#### Data rows

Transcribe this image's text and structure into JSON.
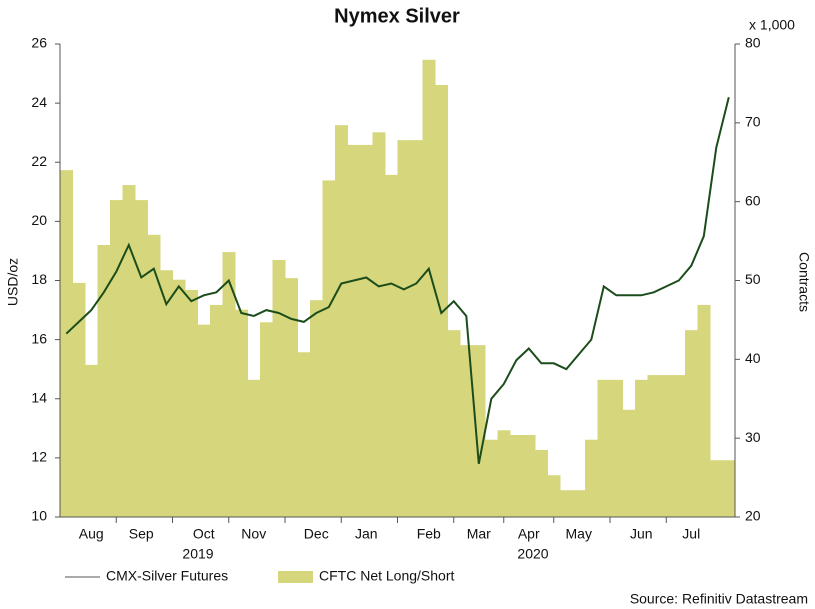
{
  "chart_data": {
    "type": "line-area",
    "title": "Nymex Silver",
    "y_label": "USD/oz",
    "y2_label": "Contracts",
    "y2_unit": "x 1,000",
    "source": "Source: Refinitiv Datastream",
    "x_group_labels": [
      "2019",
      "2020"
    ],
    "categories": [
      null,
      null,
      "Aug",
      null,
      null,
      null,
      "Sep",
      null,
      null,
      null,
      null,
      "Oct",
      null,
      null,
      null,
      "Nov",
      null,
      null,
      null,
      null,
      "Dec",
      null,
      null,
      null,
      "Jan",
      null,
      null,
      null,
      null,
      "Feb",
      null,
      null,
      null,
      "Mar",
      null,
      null,
      null,
      "Apr",
      null,
      null,
      null,
      "May",
      null,
      null,
      null,
      null,
      "Jun",
      null,
      null,
      null,
      "Jul",
      null,
      null,
      null
    ],
    "ylim": [
      10,
      26
    ],
    "yticks": [
      10,
      12,
      14,
      16,
      18,
      20,
      22,
      24,
      26
    ],
    "y2lim": [
      20,
      80
    ],
    "y2ticks": [
      20,
      30,
      40,
      50,
      60,
      70,
      80
    ],
    "series": [
      {
        "name": "CMX-Silver Futures",
        "type": "line",
        "color": "#1b4d1b",
        "values": [
          16.2,
          16.6,
          17.0,
          17.6,
          18.3,
          19.2,
          18.1,
          18.4,
          17.2,
          17.8,
          17.3,
          17.5,
          17.6,
          18.0,
          16.9,
          16.8,
          17.0,
          16.9,
          16.7,
          16.6,
          16.9,
          17.1,
          17.9,
          18.0,
          18.1,
          17.8,
          17.9,
          17.7,
          17.9,
          18.4,
          16.9,
          17.3,
          16.8,
          11.8,
          14.0,
          14.5,
          15.3,
          15.7,
          15.2,
          15.2,
          15.0,
          15.5,
          16.0,
          17.8,
          17.5,
          17.5,
          17.5,
          17.6,
          17.8,
          18.0,
          18.5,
          19.5,
          22.5,
          24.2
        ]
      },
      {
        "name": "CFTC Net Long/Short",
        "type": "area",
        "axis": "y2",
        "color": "#d6d67c",
        "values": [
          64,
          49.7,
          39.3,
          54.5,
          60.2,
          62.1,
          60.2,
          55.8,
          51.3,
          50.1,
          48.8,
          44.4,
          46.9,
          53.6,
          46.3,
          37.4,
          44.7,
          52.6,
          50.3,
          40.9,
          47.5,
          62.7,
          69.7,
          67.2,
          67.2,
          68.8,
          63.4,
          67.8,
          67.8,
          78.0,
          74.8,
          43.7,
          41.8,
          41.8,
          29.8,
          31.0,
          30.4,
          30.4,
          28.5,
          25.3,
          23.4,
          23.4,
          29.8,
          37.4,
          37.4,
          33.6,
          37.4,
          38.0,
          38.0,
          38.0,
          43.7,
          46.9,
          27.2,
          27.2
        ]
      }
    ]
  }
}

########

- [Objective]:
Leave every image out, and retype the material exactly.

- [Finished answer]:
Transcribe this image's text and structure into JSON.
{
  "chart_data": {
    "type": "line-area",
    "title": "Nymex Silver",
    "y_label": "USD/oz",
    "y2_label": "Contracts",
    "y2_unit": "x 1,000",
    "source": "Source: Refinitiv Datastream",
    "x_group_labels": [
      "2019",
      "2020"
    ],
    "categories": [
      null,
      null,
      "Aug",
      null,
      null,
      null,
      "Sep",
      null,
      null,
      null,
      null,
      "Oct",
      null,
      null,
      null,
      "Nov",
      null,
      null,
      null,
      null,
      "Dec",
      null,
      null,
      null,
      "Jan",
      null,
      null,
      null,
      null,
      "Feb",
      null,
      null,
      null,
      "Mar",
      null,
      null,
      null,
      "Apr",
      null,
      null,
      null,
      "May",
      null,
      null,
      null,
      null,
      "Jun",
      null,
      null,
      null,
      "Jul",
      null,
      null,
      null
    ],
    "ylim": [
      10,
      26
    ],
    "yticks": [
      10,
      12,
      14,
      16,
      18,
      20,
      22,
      24,
      26
    ],
    "y2lim": [
      20,
      80
    ],
    "y2ticks": [
      20,
      30,
      40,
      50,
      60,
      70,
      80
    ],
    "series": [
      {
        "name": "CMX-Silver Futures",
        "type": "line",
        "color": "#1b4d1b",
        "values": [
          16.2,
          16.6,
          17.0,
          17.6,
          18.3,
          19.2,
          18.1,
          18.4,
          17.2,
          17.8,
          17.3,
          17.5,
          17.6,
          18.0,
          16.9,
          16.8,
          17.0,
          16.9,
          16.7,
          16.6,
          16.9,
          17.1,
          17.9,
          18.0,
          18.1,
          17.8,
          17.9,
          17.7,
          17.9,
          18.4,
          16.9,
          17.3,
          16.8,
          11.8,
          14.0,
          14.5,
          15.3,
          15.7,
          15.2,
          15.2,
          15.0,
          15.5,
          16.0,
          17.8,
          17.5,
          17.5,
          17.5,
          17.6,
          17.8,
          18.0,
          18.5,
          19.5,
          22.5,
          24.2
        ]
      },
      {
        "name": "CFTC Net Long/Short",
        "type": "area",
        "axis": "y2",
        "color": "#d6d67c",
        "values": [
          64,
          49.7,
          39.3,
          54.5,
          60.2,
          62.1,
          60.2,
          55.8,
          51.3,
          50.1,
          48.8,
          44.4,
          46.9,
          53.6,
          46.3,
          37.4,
          44.7,
          52.6,
          50.3,
          40.9,
          47.5,
          62.7,
          69.7,
          67.2,
          67.2,
          68.8,
          63.4,
          67.8,
          67.8,
          78.0,
          74.8,
          43.7,
          41.8,
          41.8,
          29.8,
          31.0,
          30.4,
          30.4,
          28.5,
          25.3,
          23.4,
          23.4,
          29.8,
          37.4,
          37.4,
          33.6,
          37.4,
          38.0,
          38.0,
          38.0,
          43.7,
          46.9,
          27.2,
          27.2
        ]
      }
    ]
  }
}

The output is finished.